Work task:
Copy the text on the founding of the USSR from "The Congress, based" to "(Byelorussia, later Belarus).", renaming "Central Executive Committee" as "CEC" wherever it occurs.

Video: '30th December 1922: Foundation of the USSR'
(Saturday, December 30, 1922; during the Russian Civil War, part of the Russian Revolution and the aftermath of World War I) — The Union of Soviet Socialist Republics (referred to alternatively as the USSR or the Soviet Union) was created today as a new nation 2,215 delegates of the First All-Union Congress of Soviets ratified the Treaty on the Formation of the Union of Soviet Socialist Republics.
The Congress, based on proportional representation, was comprised of 1,727 persons from the Russian SFSR, 364 from the Ukrainian SSR, 91 from the Transcaucasian SSR (consisting of the SSRs of Armenia, Azerbaijan, and Georgia), and 33 from the Byelorussian SSR.
The delegates, who gathered at the Bolshoi Theater in Moscow, elected a four-member Central Executive Committee to act on behalf of the nation between sessions of the Congress of Soviets, consisting of Mikhail Kalinin (Russia), who was elected Chairman; Grigory Petrovsky (Ukraine); Nariman Narimanov (of Azerbaijan, for the Transcaucasian SSR); and Alexander Chervyakov (Byelorussia, later Belarus).

Dataset content:
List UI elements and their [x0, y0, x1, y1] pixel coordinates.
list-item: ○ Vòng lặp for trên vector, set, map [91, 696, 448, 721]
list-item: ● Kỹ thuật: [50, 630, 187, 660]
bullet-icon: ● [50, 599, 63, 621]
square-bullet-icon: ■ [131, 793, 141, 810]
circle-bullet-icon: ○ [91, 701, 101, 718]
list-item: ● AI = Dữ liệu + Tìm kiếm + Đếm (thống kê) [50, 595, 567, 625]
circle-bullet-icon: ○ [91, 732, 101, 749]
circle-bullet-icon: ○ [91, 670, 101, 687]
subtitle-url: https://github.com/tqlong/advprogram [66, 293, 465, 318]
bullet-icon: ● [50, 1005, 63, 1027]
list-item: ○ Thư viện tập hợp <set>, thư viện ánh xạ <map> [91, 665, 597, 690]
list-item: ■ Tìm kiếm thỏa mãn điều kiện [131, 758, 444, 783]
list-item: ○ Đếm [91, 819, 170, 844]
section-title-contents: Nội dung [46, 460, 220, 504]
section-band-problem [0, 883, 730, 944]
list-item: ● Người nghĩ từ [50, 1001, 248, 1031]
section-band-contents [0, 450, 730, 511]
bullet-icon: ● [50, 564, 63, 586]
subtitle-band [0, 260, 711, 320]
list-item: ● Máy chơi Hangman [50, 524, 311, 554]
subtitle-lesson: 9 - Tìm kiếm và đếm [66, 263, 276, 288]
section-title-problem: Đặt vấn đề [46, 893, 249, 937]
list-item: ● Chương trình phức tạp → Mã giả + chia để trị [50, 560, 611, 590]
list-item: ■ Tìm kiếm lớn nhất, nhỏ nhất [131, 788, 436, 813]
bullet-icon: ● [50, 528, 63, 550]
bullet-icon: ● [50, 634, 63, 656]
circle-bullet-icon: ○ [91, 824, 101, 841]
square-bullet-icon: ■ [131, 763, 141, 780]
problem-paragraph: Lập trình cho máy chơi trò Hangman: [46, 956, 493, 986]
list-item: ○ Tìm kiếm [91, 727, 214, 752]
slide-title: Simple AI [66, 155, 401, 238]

Written solution:
The Congress, based on proportional representation, was comprised of 1,727 persons from the Russian SFSR, 364 from the Ukrainian SSR, 91 from the Transcaucasian SSR (consisting of the SSRs of Armenia, Azerbaijan, and Georgia), and 33 from the Byelorussian SSR.
The delegates, who gathered at the Bolshoi Theater in Moscow, elected a four-member CEC to act on behalf of the nation between sessions of the Congress of Soviets, consisting of Mikhail Kalinin (Russia), who was elected Chairman; Grigory Petrovsky (Ukraine); Nariman Narimanov (of Azerbaijan, for the Transcaucasian SSR); and Alexander Chervyakov (Byelorussia, later Belarus).